* **EXERCISE**:
Find the lines holding the string "через" in the data, then copy all of them.

* **INFORMATION PROVIDED**:
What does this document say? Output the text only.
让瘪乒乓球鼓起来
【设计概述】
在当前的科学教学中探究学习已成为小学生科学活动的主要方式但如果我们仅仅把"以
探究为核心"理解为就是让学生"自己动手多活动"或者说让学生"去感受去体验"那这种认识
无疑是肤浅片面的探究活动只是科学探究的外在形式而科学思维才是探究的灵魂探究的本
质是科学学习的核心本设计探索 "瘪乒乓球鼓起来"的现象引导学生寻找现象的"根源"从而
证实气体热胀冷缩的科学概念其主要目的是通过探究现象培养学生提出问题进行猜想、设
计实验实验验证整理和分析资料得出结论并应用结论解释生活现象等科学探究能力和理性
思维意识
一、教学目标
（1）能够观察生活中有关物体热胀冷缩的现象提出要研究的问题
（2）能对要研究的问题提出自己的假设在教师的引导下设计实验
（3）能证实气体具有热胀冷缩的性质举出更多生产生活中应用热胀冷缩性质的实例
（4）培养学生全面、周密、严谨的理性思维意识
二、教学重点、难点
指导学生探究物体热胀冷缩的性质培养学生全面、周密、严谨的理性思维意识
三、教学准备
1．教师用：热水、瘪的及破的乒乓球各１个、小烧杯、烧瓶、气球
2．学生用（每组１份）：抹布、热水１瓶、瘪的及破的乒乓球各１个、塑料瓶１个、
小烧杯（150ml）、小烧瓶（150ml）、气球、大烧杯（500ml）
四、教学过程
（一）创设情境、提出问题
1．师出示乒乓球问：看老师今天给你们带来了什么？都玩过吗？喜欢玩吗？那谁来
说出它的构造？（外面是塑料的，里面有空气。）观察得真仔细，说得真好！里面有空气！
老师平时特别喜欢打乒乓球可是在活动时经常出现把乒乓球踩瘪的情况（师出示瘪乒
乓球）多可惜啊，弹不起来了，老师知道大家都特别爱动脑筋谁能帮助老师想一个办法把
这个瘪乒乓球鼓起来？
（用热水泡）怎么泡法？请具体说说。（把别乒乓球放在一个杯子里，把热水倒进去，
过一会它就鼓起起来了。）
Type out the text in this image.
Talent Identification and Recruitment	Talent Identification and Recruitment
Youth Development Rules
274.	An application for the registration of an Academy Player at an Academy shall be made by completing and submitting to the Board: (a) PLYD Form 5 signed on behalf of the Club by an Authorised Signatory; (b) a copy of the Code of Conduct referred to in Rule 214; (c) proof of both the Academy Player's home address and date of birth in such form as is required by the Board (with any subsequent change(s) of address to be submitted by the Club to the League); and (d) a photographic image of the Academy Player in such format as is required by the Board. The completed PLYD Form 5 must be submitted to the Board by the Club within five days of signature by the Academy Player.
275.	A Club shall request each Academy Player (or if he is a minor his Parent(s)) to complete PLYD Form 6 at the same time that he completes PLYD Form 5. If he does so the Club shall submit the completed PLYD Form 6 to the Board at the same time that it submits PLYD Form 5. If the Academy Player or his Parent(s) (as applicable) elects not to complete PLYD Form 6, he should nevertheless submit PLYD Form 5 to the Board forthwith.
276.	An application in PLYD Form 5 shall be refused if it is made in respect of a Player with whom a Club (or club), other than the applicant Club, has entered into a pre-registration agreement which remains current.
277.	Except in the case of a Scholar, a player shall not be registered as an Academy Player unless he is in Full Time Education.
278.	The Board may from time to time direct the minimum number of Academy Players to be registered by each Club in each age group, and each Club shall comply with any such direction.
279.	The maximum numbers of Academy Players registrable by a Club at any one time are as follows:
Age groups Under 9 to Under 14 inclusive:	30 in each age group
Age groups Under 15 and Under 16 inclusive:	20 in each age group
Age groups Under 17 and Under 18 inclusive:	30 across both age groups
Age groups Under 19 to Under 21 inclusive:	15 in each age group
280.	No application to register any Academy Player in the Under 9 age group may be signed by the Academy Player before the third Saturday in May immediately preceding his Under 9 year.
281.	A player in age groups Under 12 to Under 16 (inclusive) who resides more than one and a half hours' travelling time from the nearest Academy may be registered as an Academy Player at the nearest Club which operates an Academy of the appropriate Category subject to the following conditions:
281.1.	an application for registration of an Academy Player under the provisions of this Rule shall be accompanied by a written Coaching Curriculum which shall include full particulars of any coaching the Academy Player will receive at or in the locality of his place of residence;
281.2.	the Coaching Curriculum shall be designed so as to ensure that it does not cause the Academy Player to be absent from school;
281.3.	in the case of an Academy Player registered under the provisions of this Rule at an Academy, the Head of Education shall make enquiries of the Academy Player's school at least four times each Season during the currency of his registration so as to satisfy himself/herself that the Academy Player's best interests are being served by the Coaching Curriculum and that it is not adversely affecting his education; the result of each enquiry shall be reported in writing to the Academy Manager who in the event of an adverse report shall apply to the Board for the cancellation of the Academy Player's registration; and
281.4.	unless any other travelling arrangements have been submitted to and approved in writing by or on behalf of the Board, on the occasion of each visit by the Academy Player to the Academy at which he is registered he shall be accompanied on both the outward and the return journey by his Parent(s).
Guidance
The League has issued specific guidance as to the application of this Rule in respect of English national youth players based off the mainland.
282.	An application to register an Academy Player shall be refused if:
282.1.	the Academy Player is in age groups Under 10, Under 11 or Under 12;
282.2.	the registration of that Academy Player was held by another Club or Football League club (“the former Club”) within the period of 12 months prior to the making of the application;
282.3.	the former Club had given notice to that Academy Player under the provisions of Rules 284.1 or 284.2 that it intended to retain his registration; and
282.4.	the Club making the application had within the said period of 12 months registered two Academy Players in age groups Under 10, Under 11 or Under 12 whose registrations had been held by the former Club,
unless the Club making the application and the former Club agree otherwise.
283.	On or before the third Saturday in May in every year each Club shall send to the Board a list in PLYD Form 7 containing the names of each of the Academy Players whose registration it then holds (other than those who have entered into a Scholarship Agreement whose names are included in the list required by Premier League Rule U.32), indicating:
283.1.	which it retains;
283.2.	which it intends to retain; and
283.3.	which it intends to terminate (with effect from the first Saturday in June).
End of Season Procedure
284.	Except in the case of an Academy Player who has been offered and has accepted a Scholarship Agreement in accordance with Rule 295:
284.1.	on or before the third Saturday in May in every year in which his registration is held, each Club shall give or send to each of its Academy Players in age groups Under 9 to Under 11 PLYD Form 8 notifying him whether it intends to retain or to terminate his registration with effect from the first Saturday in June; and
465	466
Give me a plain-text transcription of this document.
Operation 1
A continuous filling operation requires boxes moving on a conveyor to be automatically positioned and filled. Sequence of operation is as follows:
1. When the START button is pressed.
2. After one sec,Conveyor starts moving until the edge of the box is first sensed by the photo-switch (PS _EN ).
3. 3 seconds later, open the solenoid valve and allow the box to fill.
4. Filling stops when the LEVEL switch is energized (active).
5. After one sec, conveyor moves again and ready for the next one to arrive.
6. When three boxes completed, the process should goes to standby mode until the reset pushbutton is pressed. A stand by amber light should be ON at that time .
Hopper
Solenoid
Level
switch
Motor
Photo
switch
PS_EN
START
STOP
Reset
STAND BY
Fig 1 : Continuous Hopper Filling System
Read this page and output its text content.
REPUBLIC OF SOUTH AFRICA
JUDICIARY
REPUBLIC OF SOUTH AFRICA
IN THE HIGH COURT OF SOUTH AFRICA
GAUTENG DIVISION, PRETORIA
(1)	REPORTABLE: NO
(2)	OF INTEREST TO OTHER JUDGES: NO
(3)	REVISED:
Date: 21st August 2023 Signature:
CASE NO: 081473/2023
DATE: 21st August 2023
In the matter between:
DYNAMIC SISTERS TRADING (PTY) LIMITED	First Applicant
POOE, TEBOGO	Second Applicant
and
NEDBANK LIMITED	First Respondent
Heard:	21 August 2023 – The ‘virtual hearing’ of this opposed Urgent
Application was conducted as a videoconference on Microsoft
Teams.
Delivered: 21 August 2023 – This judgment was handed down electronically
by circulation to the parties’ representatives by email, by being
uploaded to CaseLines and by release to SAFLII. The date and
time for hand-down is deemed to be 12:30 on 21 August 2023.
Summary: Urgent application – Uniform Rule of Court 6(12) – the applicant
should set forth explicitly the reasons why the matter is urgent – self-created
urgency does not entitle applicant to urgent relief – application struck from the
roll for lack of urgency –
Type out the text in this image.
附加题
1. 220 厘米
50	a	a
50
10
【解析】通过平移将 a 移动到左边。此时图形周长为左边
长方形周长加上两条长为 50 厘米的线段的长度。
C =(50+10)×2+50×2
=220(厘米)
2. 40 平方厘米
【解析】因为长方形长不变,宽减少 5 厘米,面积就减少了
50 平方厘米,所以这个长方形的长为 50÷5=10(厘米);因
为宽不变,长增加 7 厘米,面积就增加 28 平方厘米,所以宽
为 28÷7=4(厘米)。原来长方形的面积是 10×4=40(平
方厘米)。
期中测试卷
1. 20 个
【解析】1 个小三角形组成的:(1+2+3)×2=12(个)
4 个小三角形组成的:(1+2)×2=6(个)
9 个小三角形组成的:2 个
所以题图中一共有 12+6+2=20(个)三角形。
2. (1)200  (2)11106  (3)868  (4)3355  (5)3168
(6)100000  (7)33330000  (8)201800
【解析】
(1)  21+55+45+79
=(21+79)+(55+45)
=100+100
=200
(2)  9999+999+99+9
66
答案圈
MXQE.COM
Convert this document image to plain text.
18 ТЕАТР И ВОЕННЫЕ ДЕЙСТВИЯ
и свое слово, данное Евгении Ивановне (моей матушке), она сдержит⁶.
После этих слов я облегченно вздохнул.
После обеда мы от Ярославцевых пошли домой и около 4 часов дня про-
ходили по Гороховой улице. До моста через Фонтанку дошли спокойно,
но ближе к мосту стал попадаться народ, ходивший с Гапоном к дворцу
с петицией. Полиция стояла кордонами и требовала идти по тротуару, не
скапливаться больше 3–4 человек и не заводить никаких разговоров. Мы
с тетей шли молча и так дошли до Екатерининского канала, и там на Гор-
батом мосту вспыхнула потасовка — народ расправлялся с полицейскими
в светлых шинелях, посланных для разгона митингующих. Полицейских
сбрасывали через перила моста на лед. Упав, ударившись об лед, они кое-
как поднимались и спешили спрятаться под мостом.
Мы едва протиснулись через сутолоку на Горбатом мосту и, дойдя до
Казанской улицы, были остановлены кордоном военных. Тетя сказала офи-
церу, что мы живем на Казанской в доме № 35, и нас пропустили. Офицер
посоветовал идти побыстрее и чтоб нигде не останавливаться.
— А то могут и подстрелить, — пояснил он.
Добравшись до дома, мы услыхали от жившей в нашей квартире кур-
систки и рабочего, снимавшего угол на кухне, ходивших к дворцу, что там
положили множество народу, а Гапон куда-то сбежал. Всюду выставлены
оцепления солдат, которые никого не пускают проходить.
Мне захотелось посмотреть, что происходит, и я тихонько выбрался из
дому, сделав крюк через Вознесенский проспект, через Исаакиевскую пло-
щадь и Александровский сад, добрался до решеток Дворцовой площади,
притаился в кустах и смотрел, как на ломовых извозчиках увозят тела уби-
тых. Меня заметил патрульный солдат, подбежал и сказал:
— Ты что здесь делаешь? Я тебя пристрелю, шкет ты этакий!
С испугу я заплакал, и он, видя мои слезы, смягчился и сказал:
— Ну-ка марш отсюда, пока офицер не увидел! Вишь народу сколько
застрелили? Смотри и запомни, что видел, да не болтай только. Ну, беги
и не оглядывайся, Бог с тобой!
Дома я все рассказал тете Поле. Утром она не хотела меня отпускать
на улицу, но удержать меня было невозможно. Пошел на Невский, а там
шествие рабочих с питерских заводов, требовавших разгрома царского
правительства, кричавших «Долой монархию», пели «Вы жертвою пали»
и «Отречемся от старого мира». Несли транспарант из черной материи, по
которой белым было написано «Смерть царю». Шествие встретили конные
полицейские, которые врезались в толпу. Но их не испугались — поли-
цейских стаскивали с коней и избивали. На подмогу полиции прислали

* **ANSWER TO THIS TASK**:
ходили по Гороховой улице. До моста через Фонтанку дошли спокойно,
сбрасывали через перила моста на лед. Упав, ударившись об лед, они кое-
Мы едва протиснулись через сутолоку на Горбатом мосту и, дойдя до
дому, сделав крюк через Вознесенский проспект, через Исаакиевскую пло-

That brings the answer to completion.